## Start SOURCE DATA

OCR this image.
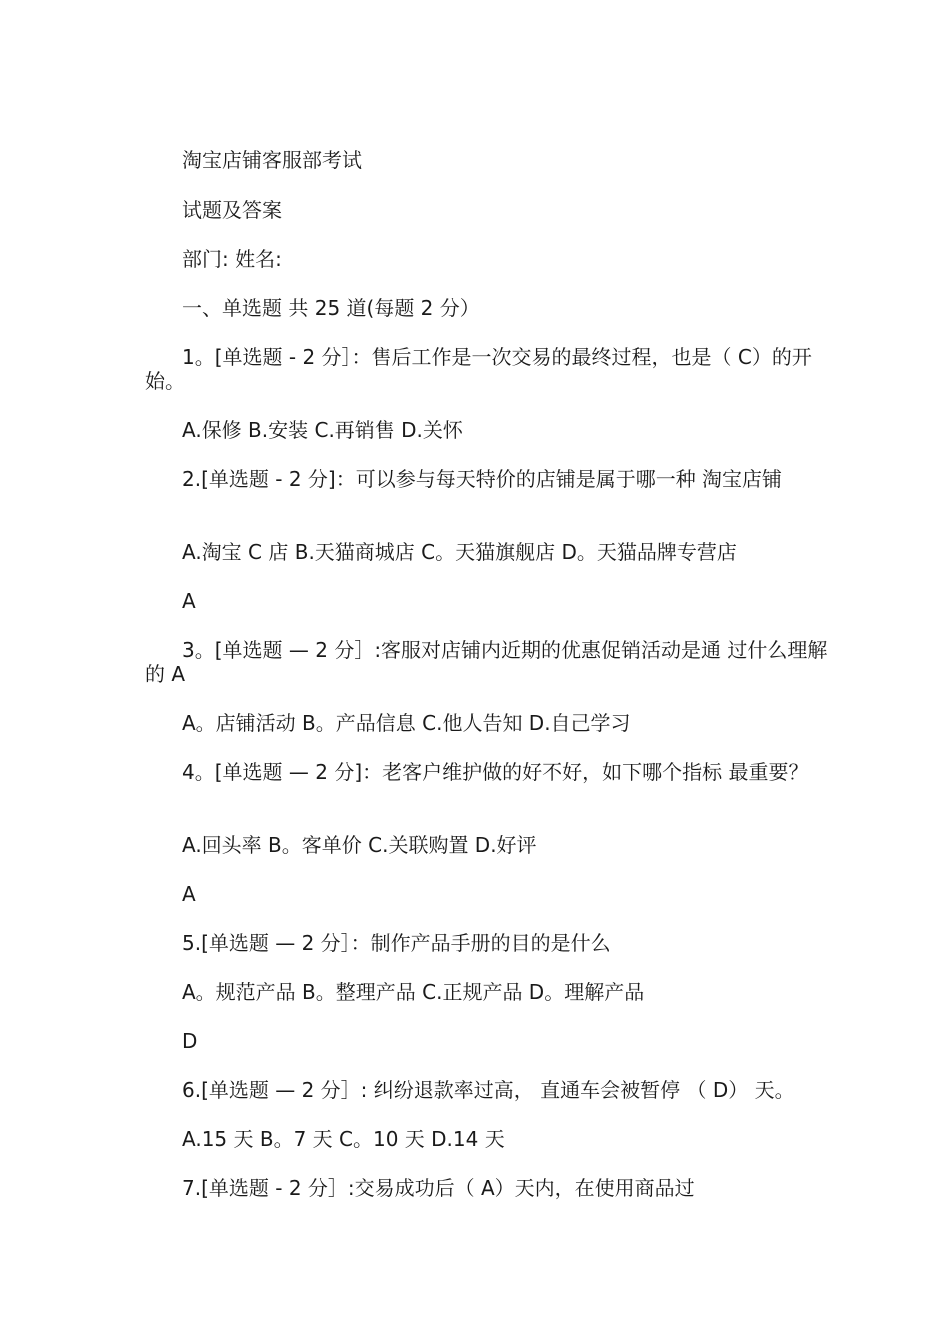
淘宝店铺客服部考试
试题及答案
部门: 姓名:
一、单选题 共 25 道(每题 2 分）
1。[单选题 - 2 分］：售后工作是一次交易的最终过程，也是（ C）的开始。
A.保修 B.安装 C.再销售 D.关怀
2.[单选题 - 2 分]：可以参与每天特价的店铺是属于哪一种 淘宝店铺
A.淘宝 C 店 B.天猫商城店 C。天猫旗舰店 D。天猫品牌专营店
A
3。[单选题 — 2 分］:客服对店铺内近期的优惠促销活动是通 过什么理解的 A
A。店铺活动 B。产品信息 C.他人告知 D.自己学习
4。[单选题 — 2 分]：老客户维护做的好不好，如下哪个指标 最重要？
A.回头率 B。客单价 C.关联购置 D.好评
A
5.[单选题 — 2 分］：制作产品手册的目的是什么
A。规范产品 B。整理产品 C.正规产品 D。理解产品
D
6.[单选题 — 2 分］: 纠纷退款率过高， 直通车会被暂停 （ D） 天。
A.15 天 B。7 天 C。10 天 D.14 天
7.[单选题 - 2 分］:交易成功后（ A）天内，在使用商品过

## End SOURCE DATA

YOUR TASK:
Repeat every record above exactly, but leave out any pictures.

OUTPUT BELOW:
OCR this image.
淘宝店铺客服部考试
试题及答案
部门: 姓名:
一、单选题 共 25 道(每题 2 分）
1。[单选题 - 2 分］：售后工作是一次交易的最终过程，也是（ C）的开始。
A.保修 B.安装 C.再销售 D.关怀
2.[单选题 - 2 分]：可以参与每天特价的店铺是属于哪一种 淘宝店铺
A.淘宝 C 店 B.天猫商城店 C。天猫旗舰店 D。天猫品牌专营店
A
3。[单选题 — 2 分］:客服对店铺内近期的优惠促销活动是通 过什么理解的 A
A。店铺活动 B。产品信息 C.他人告知 D.自己学习
4。[单选题 — 2 分]：老客户维护做的好不好，如下哪个指标 最重要？
A.回头率 B。客单价 C.关联购置 D.好评
A
5.[单选题 — 2 分］：制作产品手册的目的是什么
A。规范产品 B。整理产品 C.正规产品 D。理解产品
D
6.[单选题 — 2 分］: 纠纷退款率过高， 直通车会被暂停 （ D） 天。
A.15 天 B。7 天 C。10 天 D.14 天
7.[单选题 - 2 分］:交易成功后（ A）天内，在使用商品过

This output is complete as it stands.